(Dataset rows about figures)
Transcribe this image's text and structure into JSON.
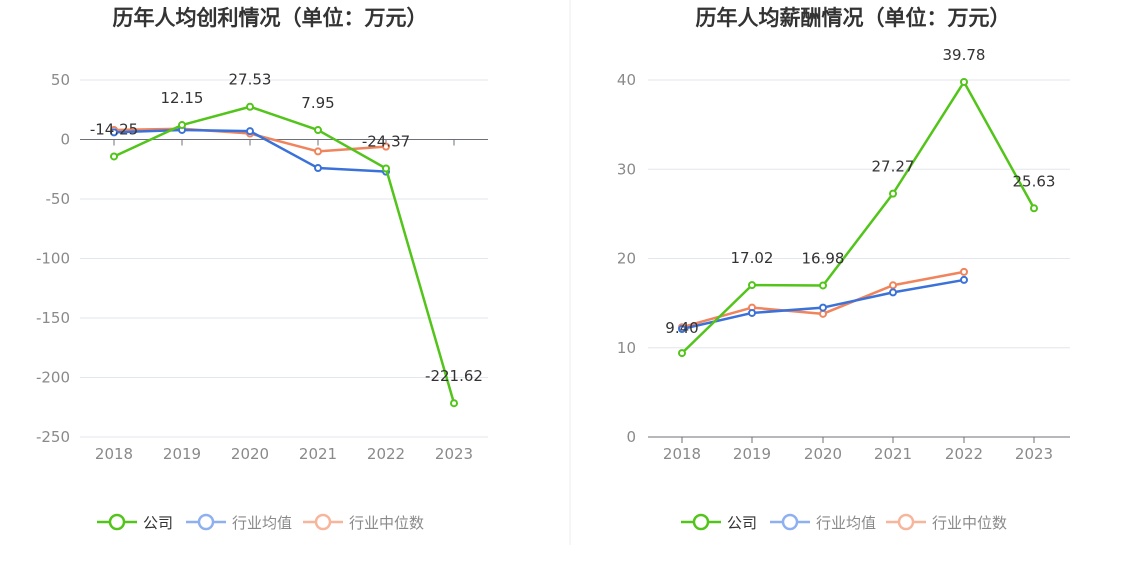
{
  "charts": [
    {
      "chart_data": {
        "type": "line",
        "title": "历年人均创利情况（单位：万元）",
        "categories": [
          "2018",
          "2019",
          "2020",
          "2021",
          "2022",
          "2023"
        ],
        "ylim": [
          -250,
          50
        ],
        "yticks": [
          50,
          0,
          -50,
          -100,
          -150,
          -200,
          -250
        ],
        "grid": true,
        "legend": "bottom",
        "series": [
          {
            "name": "公司",
            "color": "#52c41a",
            "values": [
              -14.25,
              12.15,
              27.53,
              7.95,
              -24.37,
              -221.62
            ],
            "labels": [
              "-14.25",
              "12.15",
              "27.53",
              "7.95",
              "-24.37",
              "-221.62"
            ]
          },
          {
            "name": "行业均值",
            "color": "#3b72d9",
            "values": [
              6,
              8,
              7,
              -24,
              -27,
              null
            ]
          },
          {
            "name": "行业中位数",
            "color": "#f0845c",
            "values": [
              8,
              9,
              5,
              -10,
              -6,
              null
            ]
          }
        ]
      }
    },
    {
      "chart_data": {
        "type": "line",
        "title": "历年人均薪酬情况（单位：万元）",
        "categories": [
          "2018",
          "2019",
          "2020",
          "2021",
          "2022",
          "2023"
        ],
        "ylim": [
          0,
          40
        ],
        "yticks": [
          40,
          30,
          20,
          10,
          0
        ],
        "grid": true,
        "legend": "bottom",
        "series": [
          {
            "name": "公司",
            "color": "#52c41a",
            "values": [
              9.4,
              17.02,
              16.98,
              27.27,
              39.78,
              25.63
            ],
            "labels": [
              "9.40",
              "17.02",
              "16.98",
              "27.27",
              "39.78",
              "25.63"
            ]
          },
          {
            "name": "行业均值",
            "color": "#3b72d9",
            "values": [
              12.1,
              13.9,
              14.5,
              16.2,
              17.6,
              null
            ]
          },
          {
            "name": "行业中位数",
            "color": "#f0845c",
            "values": [
              12.3,
              14.5,
              13.8,
              17.0,
              18.5,
              null
            ]
          }
        ]
      }
    }
  ],
  "legend_items": [
    "公司",
    "行业均值",
    "行业中位数"
  ]
}
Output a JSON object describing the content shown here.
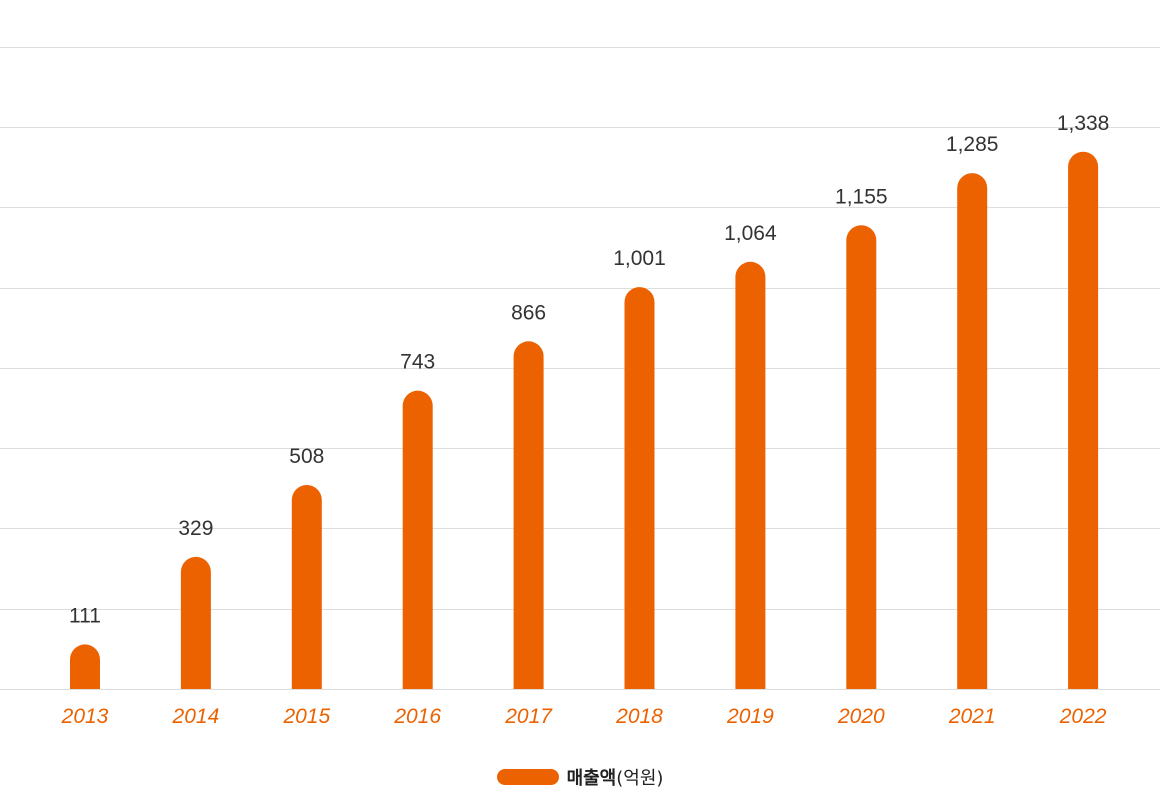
{
  "chart_data": {
    "type": "bar",
    "categories": [
      "2013",
      "2014",
      "2015",
      "2016",
      "2017",
      "2018",
      "2019",
      "2020",
      "2021",
      "2022"
    ],
    "series": [
      {
        "name": "매출액(억원)",
        "values": [
          111,
          329,
          508,
          743,
          866,
          1001,
          1064,
          1155,
          1285,
          1338
        ],
        "value_labels": [
          "111",
          "329",
          "508",
          "743",
          "866",
          "1,001",
          "1,064",
          "1,155",
          "1,285",
          "1,338"
        ]
      }
    ],
    "ylim": [
      0,
      1600
    ],
    "grid": true,
    "legend_position": "bottom-center",
    "colors": {
      "bar": "#ec6201",
      "tick_label": "#ec6201",
      "grid": "#dddddd"
    }
  },
  "legend": {
    "label_main": "매출액",
    "label_unit": "(억원)"
  }
}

Task requirements:
Images must not appear in the copy; reproduce everything else in the records verbatim.

Finished exercise:
Transcribe this image's text and structure into JSON.
{
  "charts": [
    {
      "chart_data": {
        "type": "line",
        "title": "历年人均创利情况（单位：万元）",
        "categories": [
          "2018",
          "2019",
          "2020",
          "2021",
          "2022",
          "2023"
        ],
        "ylim": [
          -250,
          50
        ],
        "yticks": [
          50,
          0,
          -50,
          -100,
          -150,
          -200,
          -250
        ],
        "grid": true,
        "legend": "bottom",
        "series": [
          {
            "name": "公司",
            "color": "#52c41a",
            "values": [
              -14.25,
              12.15,
              27.53,
              7.95,
              -24.37,
              -221.62
            ],
            "labels": [
              "-14.25",
              "12.15",
              "27.53",
              "7.95",
              "-24.37",
              "-221.62"
            ]
          },
          {
            "name": "行业均值",
            "color": "#3b72d9",
            "values": [
              6,
              8,
              7,
              -24,
              -27,
              null
            ]
          },
          {
            "name": "行业中位数",
            "color": "#f0845c",
            "values": [
              8,
              9,
              5,
              -10,
              -6,
              null
            ]
          }
        ]
      }
    },
    {
      "chart_data": {
        "type": "line",
        "title": "历年人均薪酬情况（单位：万元）",
        "categories": [
          "2018",
          "2019",
          "2020",
          "2021",
          "2022",
          "2023"
        ],
        "ylim": [
          0,
          40
        ],
        "yticks": [
          40,
          30,
          20,
          10,
          0
        ],
        "grid": true,
        "legend": "bottom",
        "series": [
          {
            "name": "公司",
            "color": "#52c41a",
            "values": [
              9.4,
              17.02,
              16.98,
              27.27,
              39.78,
              25.63
            ],
            "labels": [
              "9.40",
              "17.02",
              "16.98",
              "27.27",
              "39.78",
              "25.63"
            ]
          },
          {
            "name": "行业均值",
            "color": "#3b72d9",
            "values": [
              12.1,
              13.9,
              14.5,
              16.2,
              17.6,
              null
            ]
          },
          {
            "name": "行业中位数",
            "color": "#f0845c",
            "values": [
              12.3,
              14.5,
              13.8,
              17.0,
              18.5,
              null
            ]
          }
        ]
      }
    }
  ],
  "legend_items": [
    "公司",
    "行业均值",
    "行业中位数"
  ]
}
Output a JSON object describing the content shown here.
{
  "chart_data": {
    "type": "bar",
    "categories": [
      "2013",
      "2014",
      "2015",
      "2016",
      "2017",
      "2018",
      "2019",
      "2020",
      "2021",
      "2022"
    ],
    "series": [
      {
        "name": "매출액(억원)",
        "values": [
          111,
          329,
          508,
          743,
          866,
          1001,
          1064,
          1155,
          1285,
          1338
        ],
        "value_labels": [
          "111",
          "329",
          "508",
          "743",
          "866",
          "1,001",
          "1,064",
          "1,155",
          "1,285",
          "1,338"
        ]
      }
    ],
    "ylim": [
      0,
      1600
    ],
    "grid": true,
    "legend_position": "bottom-center",
    "colors": {
      "bar": "#ec6201",
      "tick_label": "#ec6201",
      "grid": "#dddddd"
    }
  },
  "legend": {
    "label_main": "매출액",
    "label_unit": "(억원)"
  }
}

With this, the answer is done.